§ Direction
All the data below goes into the copy word for word, but the pictures don't.

§ Records for the exercise

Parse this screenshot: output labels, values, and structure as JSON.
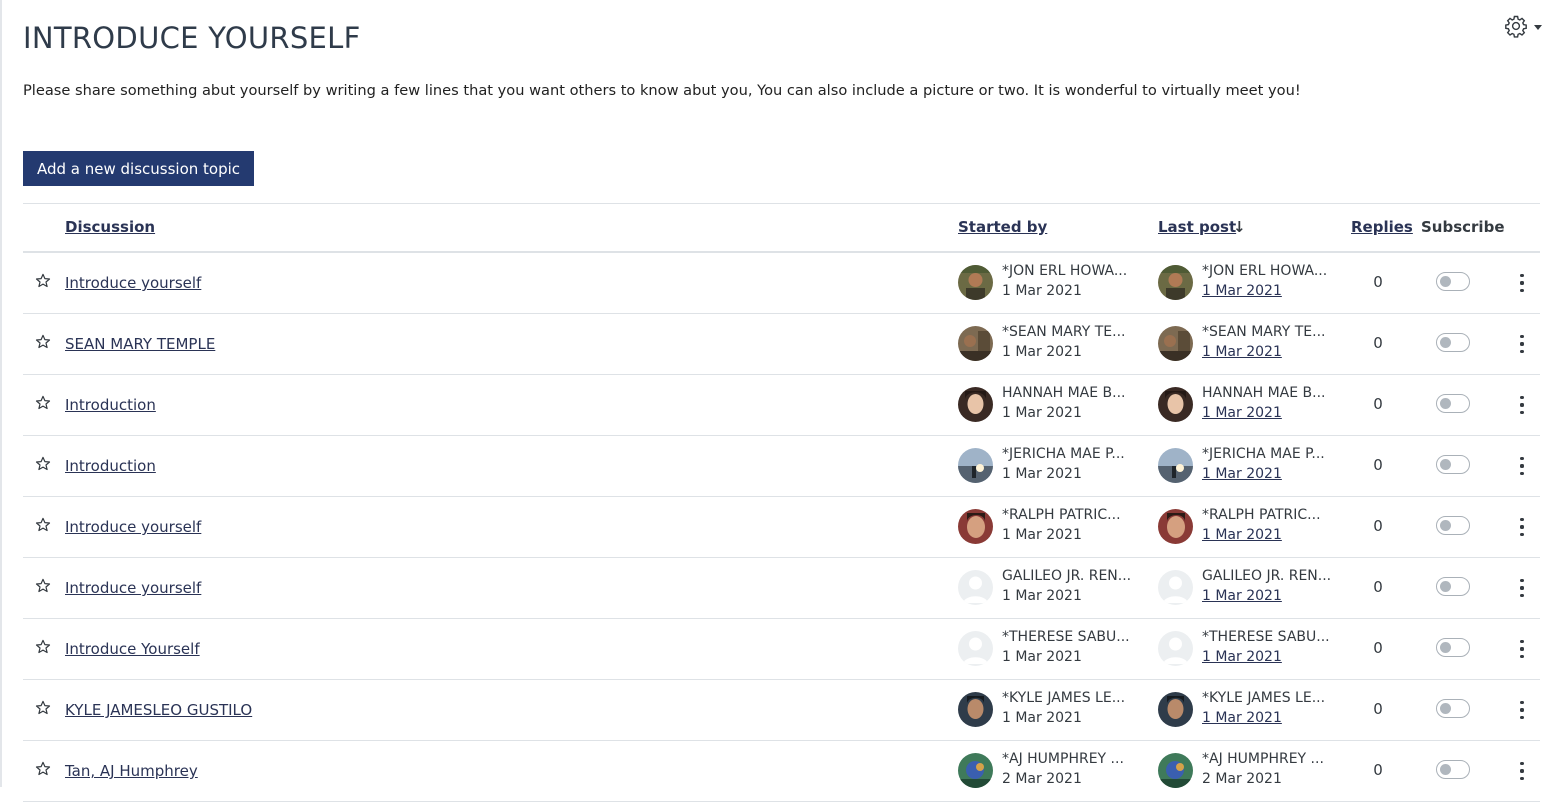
{
  "page": {
    "title": "INTRODUCE YOURSELF",
    "description": "Please share something abut yourself by writing a few lines that you want others to know abut you, You can also include a picture or two. It is wonderful to virtually meet you!",
    "settings_icon": "gear-icon",
    "add_button": "Add a new discussion topic"
  },
  "table": {
    "headers": {
      "discussion": "Discussion",
      "started_by": "Started by",
      "last_post": "Last post",
      "sort_indicator": "↓",
      "replies": "Replies",
      "subscribe": "Subscribe"
    },
    "rows": [
      {
        "title": "Introduce yourself",
        "starter": "*JON ERL HOWA...",
        "start_date": "1 Mar 2021",
        "last_poster": "*JON ERL HOWA...",
        "last_date": "1 Mar 2021",
        "replies": "0",
        "subscribed": false,
        "avatar": "photo-dark"
      },
      {
        "title": "SEAN MARY TEMPLE",
        "starter": "*SEAN MARY TE...",
        "start_date": "1 Mar 2021",
        "last_poster": "*SEAN MARY TE...",
        "last_date": "1 Mar 2021",
        "replies": "0",
        "subscribed": false,
        "avatar": "photo-outdoor"
      },
      {
        "title": "Introduction",
        "starter": "HANNAH MAE B...",
        "start_date": "1 Mar 2021",
        "last_poster": "HANNAH MAE B...",
        "last_date": "1 Mar 2021",
        "replies": "0",
        "subscribed": false,
        "avatar": "photo-portrait"
      },
      {
        "title": "Introduction",
        "starter": "*JERICHA MAE P...",
        "start_date": "1 Mar 2021",
        "last_poster": "*JERICHA MAE P...",
        "last_date": "1 Mar 2021",
        "replies": "0",
        "subscribed": false,
        "avatar": "photo-sky"
      },
      {
        "title": "Introduce yourself",
        "starter": "*RALPH PATRIC...",
        "start_date": "1 Mar 2021",
        "last_poster": "*RALPH PATRIC...",
        "last_date": "1 Mar 2021",
        "replies": "0",
        "subscribed": false,
        "avatar": "photo-face"
      },
      {
        "title": "Introduce yourself",
        "starter": "GALILEO JR. REN...",
        "start_date": "1 Mar 2021",
        "last_poster": "GALILEO JR. REN...",
        "last_date": "1 Mar 2021",
        "replies": "0",
        "subscribed": false,
        "avatar": "default-user"
      },
      {
        "title": "Introduce Yourself",
        "starter": "*THERESE SABU...",
        "start_date": "1 Mar 2021",
        "last_poster": "*THERESE SABU...",
        "last_date": "1 Mar 2021",
        "replies": "0",
        "subscribed": false,
        "avatar": "default-user"
      },
      {
        "title": "KYLE JAMESLEO GUSTILO",
        "starter": "*KYLE JAMES LE...",
        "start_date": "1 Mar 2021",
        "last_poster": "*KYLE JAMES LE...",
        "last_date": "1 Mar 2021",
        "replies": "0",
        "subscribed": false,
        "avatar": "photo-boy"
      },
      {
        "title": "Tan, AJ Humphrey",
        "starter": "*AJ HUMPHREY ...",
        "start_date": "2 Mar 2021",
        "last_poster": "*AJ HUMPHREY ...",
        "last_date": "2 Mar 2021",
        "replies": "0",
        "subscribed": false,
        "avatar": "photo-colorful"
      }
    ]
  }
}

§ Written answer
Parse this screenshot: output labels, values, and structure as JSON.
{
  "page": {
    "title": "INTRODUCE YOURSELF",
    "description": "Please share something abut yourself by writing a few lines that you want others to know abut you, You can also include a picture or two. It is wonderful to virtually meet you!",
    "settings_icon": "gear-icon",
    "add_button": "Add a new discussion topic"
  },
  "table": {
    "headers": {
      "discussion": "Discussion",
      "started_by": "Started by",
      "last_post": "Last post",
      "sort_indicator": "↓",
      "replies": "Replies",
      "subscribe": "Subscribe"
    },
    "rows": [
      {
        "title": "Introduce yourself",
        "starter": "*JON ERL HOWA...",
        "start_date": "1 Mar 2021",
        "last_poster": "*JON ERL HOWA...",
        "last_date": "1 Mar 2021",
        "replies": "0",
        "subscribed": false,
        "avatar": "photo-dark"
      },
      {
        "title": "SEAN MARY TEMPLE",
        "starter": "*SEAN MARY TE...",
        "start_date": "1 Mar 2021",
        "last_poster": "*SEAN MARY TE...",
        "last_date": "1 Mar 2021",
        "replies": "0",
        "subscribed": false,
        "avatar": "photo-outdoor"
      },
      {
        "title": "Introduction",
        "starter": "HANNAH MAE B...",
        "start_date": "1 Mar 2021",
        "last_poster": "HANNAH MAE B...",
        "last_date": "1 Mar 2021",
        "replies": "0",
        "subscribed": false,
        "avatar": "photo-portrait"
      },
      {
        "title": "Introduction",
        "starter": "*JERICHA MAE P...",
        "start_date": "1 Mar 2021",
        "last_poster": "*JERICHA MAE P...",
        "last_date": "1 Mar 2021",
        "replies": "0",
        "subscribed": false,
        "avatar": "photo-sky"
      },
      {
        "title": "Introduce yourself",
        "starter": "*RALPH PATRIC...",
        "start_date": "1 Mar 2021",
        "last_poster": "*RALPH PATRIC...",
        "last_date": "1 Mar 2021",
        "replies": "0",
        "subscribed": false,
        "avatar": "photo-face"
      },
      {
        "title": "Introduce yourself",
        "starter": "GALILEO JR. REN...",
        "start_date": "1 Mar 2021",
        "last_poster": "GALILEO JR. REN...",
        "last_date": "1 Mar 2021",
        "replies": "0",
        "subscribed": false,
        "avatar": "default-user"
      },
      {
        "title": "Introduce Yourself",
        "starter": "*THERESE SABU...",
        "start_date": "1 Mar 2021",
        "last_poster": "*THERESE SABU...",
        "last_date": "1 Mar 2021",
        "replies": "0",
        "subscribed": false,
        "avatar": "default-user"
      },
      {
        "title": "KYLE JAMESLEO GUSTILO",
        "starter": "*KYLE JAMES LE...",
        "start_date": "1 Mar 2021",
        "last_poster": "*KYLE JAMES LE...",
        "last_date": "1 Mar 2021",
        "replies": "0",
        "subscribed": false,
        "avatar": "photo-boy"
      },
      {
        "title": "Tan, AJ Humphrey",
        "starter": "*AJ HUMPHREY ...",
        "start_date": "2 Mar 2021",
        "last_poster": "*AJ HUMPHREY ...",
        "last_date": "2 Mar 2021",
        "replies": "0",
        "subscribed": false,
        "avatar": "photo-colorful"
      }
    ]
  }
}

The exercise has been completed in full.